TAREFAS A FAZER →
1. Transcreva, por favor, sem alterações as linhas da listagem a partir da linha que contém "magnifier-icon[interactable] (236, 129, 264, 157)" até à linha que contém "show-full-list-button[interactable]: Mostar lista", incluindo ambas.
2. Retome o texto sobre o amor insuficiente e continue-o a partir do ponto em que termina.

Não ostentas desamor por mim, e no entanto, a insuficiência do teu amor, comparece, sem nunca se atrasar. Desgasta o meu, sabes? Talvez tenhas uma guerra dentro de ti e o meu egoísmo não a compreenda. Talvez o teu olhar alucine que não deves nada ao mundo, que as guerras não te pertencem. Mas e eu? Eu estou aqui. Perdi três comboios, cinco sonhos, e um amor.
Por isso hoje, mas só hoje, peço-te: abandona-me de uma vez. Mostra-me de forma clara e rude, que não me amas. Descortina a névoa do que somos, deixa-me ver-te.
Hoje suplico-te: deixa-me de uma vez por todas. Sê mau. Vira as costas, grita, diz  que não presto, que não sei amar alguém que não eu. Diz que a minha beleza já não te alicia, que a minha alma à muito apodreceu. Diz que mereces melhor, que não te dou valor, que sou chata. Diz que a história que escrevi é ficção, e que não há amor que sobreviva a esta vida. Deixa-me triste, deixa-me só.
Perdi a inocência e nunca aprendi a recitar para mim mesma, um silêncio que a minha canção não compreende. Eu sei, já te pedi muito. Mas por favor, entende. O meu corpo é demasiado pequeno para o que tenho dentro do peito. Pelo menos lembra-te disso.

DADOS →
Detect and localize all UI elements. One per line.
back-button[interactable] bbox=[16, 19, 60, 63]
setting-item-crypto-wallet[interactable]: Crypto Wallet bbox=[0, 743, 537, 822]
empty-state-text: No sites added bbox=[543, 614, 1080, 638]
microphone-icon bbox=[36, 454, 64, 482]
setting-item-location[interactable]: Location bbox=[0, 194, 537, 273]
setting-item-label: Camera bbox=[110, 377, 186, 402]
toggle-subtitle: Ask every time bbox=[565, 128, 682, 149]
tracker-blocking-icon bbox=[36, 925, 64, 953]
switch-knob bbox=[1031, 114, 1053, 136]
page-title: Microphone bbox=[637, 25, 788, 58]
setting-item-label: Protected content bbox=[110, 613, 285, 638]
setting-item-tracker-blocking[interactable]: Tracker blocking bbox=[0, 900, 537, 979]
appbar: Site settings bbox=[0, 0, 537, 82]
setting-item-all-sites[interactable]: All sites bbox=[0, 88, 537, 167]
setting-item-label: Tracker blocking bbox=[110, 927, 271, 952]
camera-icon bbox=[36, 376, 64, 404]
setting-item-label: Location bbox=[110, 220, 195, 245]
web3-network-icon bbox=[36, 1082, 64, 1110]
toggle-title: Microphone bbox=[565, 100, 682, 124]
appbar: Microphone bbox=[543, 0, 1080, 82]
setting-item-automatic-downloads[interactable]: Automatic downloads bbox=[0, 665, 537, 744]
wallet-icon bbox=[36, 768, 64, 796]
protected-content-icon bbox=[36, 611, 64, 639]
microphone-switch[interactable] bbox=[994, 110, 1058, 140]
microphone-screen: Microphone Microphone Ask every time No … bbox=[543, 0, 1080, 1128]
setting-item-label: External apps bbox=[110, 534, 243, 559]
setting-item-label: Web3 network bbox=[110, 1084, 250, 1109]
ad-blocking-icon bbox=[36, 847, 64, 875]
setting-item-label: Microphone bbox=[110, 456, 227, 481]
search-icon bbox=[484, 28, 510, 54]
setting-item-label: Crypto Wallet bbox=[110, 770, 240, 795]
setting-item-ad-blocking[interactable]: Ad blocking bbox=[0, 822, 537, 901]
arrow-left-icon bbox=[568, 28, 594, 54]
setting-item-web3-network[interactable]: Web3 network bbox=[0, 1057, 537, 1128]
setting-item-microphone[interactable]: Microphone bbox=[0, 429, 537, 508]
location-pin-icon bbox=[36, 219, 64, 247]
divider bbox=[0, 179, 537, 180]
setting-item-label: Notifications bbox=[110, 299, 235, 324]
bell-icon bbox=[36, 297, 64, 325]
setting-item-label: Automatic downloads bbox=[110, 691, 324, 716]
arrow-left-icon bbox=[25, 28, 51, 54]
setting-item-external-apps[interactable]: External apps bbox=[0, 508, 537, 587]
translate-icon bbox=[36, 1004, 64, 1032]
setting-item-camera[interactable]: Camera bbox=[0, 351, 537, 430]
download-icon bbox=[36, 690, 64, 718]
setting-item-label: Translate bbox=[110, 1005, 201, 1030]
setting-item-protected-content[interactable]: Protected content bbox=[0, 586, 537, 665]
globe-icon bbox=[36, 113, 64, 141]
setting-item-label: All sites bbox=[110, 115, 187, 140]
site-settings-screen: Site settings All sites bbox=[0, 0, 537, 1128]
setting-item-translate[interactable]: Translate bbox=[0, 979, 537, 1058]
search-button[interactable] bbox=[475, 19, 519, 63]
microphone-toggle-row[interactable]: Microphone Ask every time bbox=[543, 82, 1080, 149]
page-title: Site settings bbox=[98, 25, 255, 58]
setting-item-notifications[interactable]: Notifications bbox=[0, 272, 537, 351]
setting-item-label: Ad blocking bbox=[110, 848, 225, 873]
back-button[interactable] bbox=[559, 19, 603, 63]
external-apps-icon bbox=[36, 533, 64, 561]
* * *
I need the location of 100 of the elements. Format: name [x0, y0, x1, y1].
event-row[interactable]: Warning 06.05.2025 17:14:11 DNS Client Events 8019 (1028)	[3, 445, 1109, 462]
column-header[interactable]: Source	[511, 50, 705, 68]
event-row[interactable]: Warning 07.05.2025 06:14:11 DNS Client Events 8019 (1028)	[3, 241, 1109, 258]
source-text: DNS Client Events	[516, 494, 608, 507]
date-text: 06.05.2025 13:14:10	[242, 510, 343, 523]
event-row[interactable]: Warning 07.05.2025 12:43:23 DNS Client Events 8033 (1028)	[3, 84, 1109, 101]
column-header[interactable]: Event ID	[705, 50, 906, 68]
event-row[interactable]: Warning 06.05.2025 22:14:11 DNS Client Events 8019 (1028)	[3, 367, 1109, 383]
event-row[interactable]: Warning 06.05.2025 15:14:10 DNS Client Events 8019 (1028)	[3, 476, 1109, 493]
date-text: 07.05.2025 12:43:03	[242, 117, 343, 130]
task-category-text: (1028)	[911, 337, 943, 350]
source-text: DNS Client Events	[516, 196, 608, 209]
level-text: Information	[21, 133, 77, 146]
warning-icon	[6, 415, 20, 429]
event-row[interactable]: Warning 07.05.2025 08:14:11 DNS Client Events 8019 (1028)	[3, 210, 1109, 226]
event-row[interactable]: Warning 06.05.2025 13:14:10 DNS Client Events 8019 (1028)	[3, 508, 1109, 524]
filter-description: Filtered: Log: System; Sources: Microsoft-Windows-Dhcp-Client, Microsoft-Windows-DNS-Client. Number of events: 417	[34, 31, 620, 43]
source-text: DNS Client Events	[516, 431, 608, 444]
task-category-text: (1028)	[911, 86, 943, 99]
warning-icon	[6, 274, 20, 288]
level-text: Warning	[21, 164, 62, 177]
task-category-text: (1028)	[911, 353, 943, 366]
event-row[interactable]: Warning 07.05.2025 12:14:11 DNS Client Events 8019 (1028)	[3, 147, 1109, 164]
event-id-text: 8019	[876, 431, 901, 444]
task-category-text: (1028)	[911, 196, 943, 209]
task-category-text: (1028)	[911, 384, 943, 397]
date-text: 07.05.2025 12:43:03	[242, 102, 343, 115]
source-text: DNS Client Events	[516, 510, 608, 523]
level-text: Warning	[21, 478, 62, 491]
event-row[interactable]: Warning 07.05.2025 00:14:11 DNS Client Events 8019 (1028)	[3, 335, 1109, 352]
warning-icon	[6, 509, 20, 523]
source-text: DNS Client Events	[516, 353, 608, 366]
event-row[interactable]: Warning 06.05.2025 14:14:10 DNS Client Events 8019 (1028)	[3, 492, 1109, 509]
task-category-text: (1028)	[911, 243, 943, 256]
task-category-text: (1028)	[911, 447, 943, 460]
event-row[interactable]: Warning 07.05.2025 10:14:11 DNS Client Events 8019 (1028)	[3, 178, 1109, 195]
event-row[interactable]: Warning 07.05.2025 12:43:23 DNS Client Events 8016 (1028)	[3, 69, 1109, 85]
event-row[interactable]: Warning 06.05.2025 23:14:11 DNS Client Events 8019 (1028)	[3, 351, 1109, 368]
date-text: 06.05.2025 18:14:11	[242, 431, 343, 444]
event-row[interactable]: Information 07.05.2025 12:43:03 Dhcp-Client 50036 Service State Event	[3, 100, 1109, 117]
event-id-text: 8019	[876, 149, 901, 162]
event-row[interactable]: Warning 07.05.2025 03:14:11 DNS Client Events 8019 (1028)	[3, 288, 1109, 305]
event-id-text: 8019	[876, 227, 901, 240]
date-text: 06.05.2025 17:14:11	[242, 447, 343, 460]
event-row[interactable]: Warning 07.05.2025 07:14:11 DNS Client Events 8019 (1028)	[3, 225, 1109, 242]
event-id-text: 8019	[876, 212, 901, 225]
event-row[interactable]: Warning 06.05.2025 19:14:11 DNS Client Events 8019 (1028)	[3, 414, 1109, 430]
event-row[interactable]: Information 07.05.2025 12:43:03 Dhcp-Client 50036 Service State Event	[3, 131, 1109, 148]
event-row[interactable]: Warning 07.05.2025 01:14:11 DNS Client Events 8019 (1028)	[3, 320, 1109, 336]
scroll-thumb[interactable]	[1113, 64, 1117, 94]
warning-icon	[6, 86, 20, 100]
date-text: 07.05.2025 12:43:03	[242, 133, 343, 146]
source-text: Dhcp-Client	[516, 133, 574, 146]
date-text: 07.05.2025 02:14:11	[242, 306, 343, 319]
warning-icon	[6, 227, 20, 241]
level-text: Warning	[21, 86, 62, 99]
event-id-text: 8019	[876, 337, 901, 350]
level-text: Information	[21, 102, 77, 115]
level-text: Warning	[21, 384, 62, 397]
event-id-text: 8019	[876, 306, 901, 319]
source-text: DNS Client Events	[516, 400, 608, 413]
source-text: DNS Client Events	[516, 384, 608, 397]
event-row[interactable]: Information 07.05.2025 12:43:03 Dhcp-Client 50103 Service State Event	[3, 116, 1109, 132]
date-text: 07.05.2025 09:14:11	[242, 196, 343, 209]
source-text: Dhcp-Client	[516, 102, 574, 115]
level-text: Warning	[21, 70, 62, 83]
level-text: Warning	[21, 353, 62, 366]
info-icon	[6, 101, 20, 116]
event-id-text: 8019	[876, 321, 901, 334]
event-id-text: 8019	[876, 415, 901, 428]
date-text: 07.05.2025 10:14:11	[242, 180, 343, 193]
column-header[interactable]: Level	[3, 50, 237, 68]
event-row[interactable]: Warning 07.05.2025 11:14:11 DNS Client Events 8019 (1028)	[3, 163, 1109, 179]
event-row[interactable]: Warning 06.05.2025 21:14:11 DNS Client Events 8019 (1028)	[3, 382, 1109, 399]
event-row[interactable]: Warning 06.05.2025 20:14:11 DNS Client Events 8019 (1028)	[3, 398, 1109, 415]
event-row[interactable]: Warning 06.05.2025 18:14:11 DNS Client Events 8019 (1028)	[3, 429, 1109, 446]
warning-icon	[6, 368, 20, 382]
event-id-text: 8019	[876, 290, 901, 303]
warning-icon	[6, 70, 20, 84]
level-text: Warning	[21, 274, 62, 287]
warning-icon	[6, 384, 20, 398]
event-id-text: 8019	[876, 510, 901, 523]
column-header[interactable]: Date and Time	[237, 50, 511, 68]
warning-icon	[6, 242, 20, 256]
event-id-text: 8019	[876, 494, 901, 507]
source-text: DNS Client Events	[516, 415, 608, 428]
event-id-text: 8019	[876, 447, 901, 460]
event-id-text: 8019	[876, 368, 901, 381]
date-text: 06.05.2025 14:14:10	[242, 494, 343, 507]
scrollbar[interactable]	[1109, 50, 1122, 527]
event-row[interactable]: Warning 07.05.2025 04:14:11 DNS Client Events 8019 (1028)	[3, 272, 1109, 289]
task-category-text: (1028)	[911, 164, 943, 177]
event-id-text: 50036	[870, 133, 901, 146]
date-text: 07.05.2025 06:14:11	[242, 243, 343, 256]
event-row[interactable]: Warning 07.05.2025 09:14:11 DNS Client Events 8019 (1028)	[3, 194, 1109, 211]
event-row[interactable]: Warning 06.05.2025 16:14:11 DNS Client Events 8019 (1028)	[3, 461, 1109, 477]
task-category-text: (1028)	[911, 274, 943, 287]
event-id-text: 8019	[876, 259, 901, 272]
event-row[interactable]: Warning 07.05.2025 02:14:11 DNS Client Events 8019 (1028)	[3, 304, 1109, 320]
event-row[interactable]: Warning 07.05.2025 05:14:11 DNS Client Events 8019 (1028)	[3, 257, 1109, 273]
...
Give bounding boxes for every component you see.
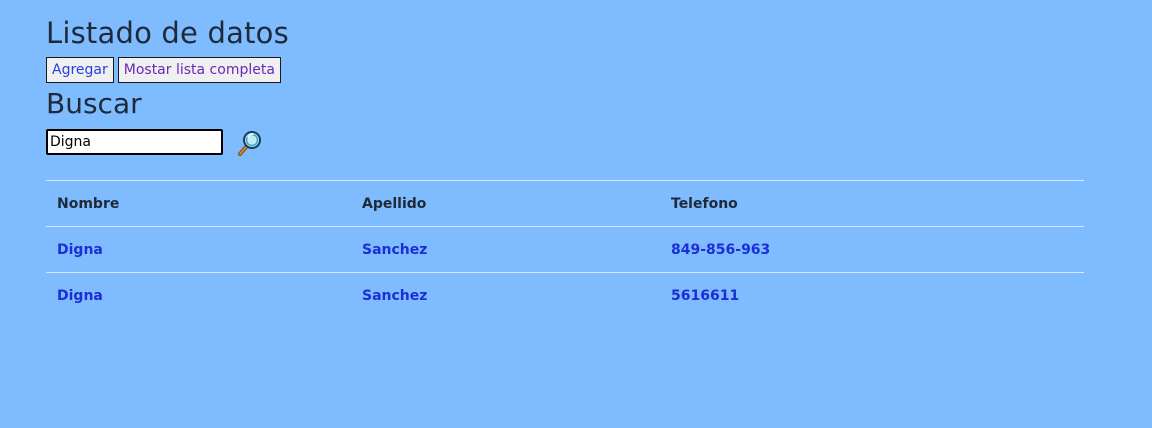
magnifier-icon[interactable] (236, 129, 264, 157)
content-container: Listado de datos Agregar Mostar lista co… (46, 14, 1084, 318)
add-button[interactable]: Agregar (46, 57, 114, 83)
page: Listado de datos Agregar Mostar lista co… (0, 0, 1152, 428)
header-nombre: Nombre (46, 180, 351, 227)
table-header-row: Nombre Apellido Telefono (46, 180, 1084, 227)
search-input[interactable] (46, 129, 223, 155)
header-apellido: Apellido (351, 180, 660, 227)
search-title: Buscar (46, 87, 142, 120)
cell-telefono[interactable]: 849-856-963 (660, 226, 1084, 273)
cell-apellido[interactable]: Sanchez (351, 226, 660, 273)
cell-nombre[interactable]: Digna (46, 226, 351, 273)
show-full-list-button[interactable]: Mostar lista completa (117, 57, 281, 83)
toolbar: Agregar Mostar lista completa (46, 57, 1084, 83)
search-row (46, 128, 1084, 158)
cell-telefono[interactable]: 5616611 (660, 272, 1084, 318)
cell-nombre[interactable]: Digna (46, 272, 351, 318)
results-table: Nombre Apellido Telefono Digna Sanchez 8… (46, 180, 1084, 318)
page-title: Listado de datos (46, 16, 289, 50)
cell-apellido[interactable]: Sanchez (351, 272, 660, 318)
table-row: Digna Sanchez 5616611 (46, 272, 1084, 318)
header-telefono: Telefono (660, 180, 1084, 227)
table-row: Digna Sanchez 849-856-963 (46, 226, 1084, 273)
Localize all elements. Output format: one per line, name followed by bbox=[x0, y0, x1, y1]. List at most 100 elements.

RESPOSTAS POR ORDEM →
1.
magnifier-icon[interactable] (236, 129, 264, 157)
content-container: Listado de datos Agregar Mostar lista co… (46, 14, 1084, 318)
add-button[interactable]: Agregar (46, 57, 114, 83)
page: Listado de datos Agregar Mostar lista co… (0, 0, 1152, 428)
header-nombre: Nombre (46, 180, 351, 227)
table-header-row: Nombre Apellido Telefono (46, 180, 1084, 227)
search-input[interactable] (46, 129, 223, 155)
header-apellido: Apellido (351, 180, 660, 227)
search-title: Buscar (46, 87, 142, 120)
cell-telefono[interactable]: 849-856-963 (660, 226, 1084, 273)
cell-apellido[interactable]: Sanchez (351, 226, 660, 273)
cell-nombre[interactable]: Digna (46, 226, 351, 273)
show-full-list-button[interactable]: Mostar lista completa (117, 57, 281, 83)

2.
Hoje não peças desculpa, não uses clichés, não te justifiques, não te compares, não digas que mereço mais, que sou muito mais. Não me peças para domar uma dor que não sentes. Não digas que me conheces os cantos. Não me elogies com uma perfeição que não me pertence. Não prometas que vai ser diferente. Não jures que vai melhorar. Não me abraces, não me beijes, não me toques. Não me embales com esses gestos que tão facilmente me tomam a sensatez. Não te deites a meu lado triste. E por favor.. Não chores. As tuas lágrimas tornam tudo mais difícil , amor. Caiem como folhas, despem-te. E eu fico ali, pasmada a olhar para o teu rosto, encarando a inutilidade de um choro que nunca nos  levou a lado nenhum.
Hoje não, não me digas para ser paciente. Não me peças compreensão. Nem sequer discernimento.
Faz assim, olha-me nos olhos, aperta-me a mão e diz baixinho: acabou.
E o meu adeus vai ser leve. Leve como uma pena, mas sem pena de nada.
Vou apanhar um avião, vou dar mais a mão, vou sorrir sem noção.
Porque finalmente, o adeus é a certeza.
Tu sabes, sobrevivo na incerteza. Mas na certeza! Ai na certeza! Na certeza repouso em paz."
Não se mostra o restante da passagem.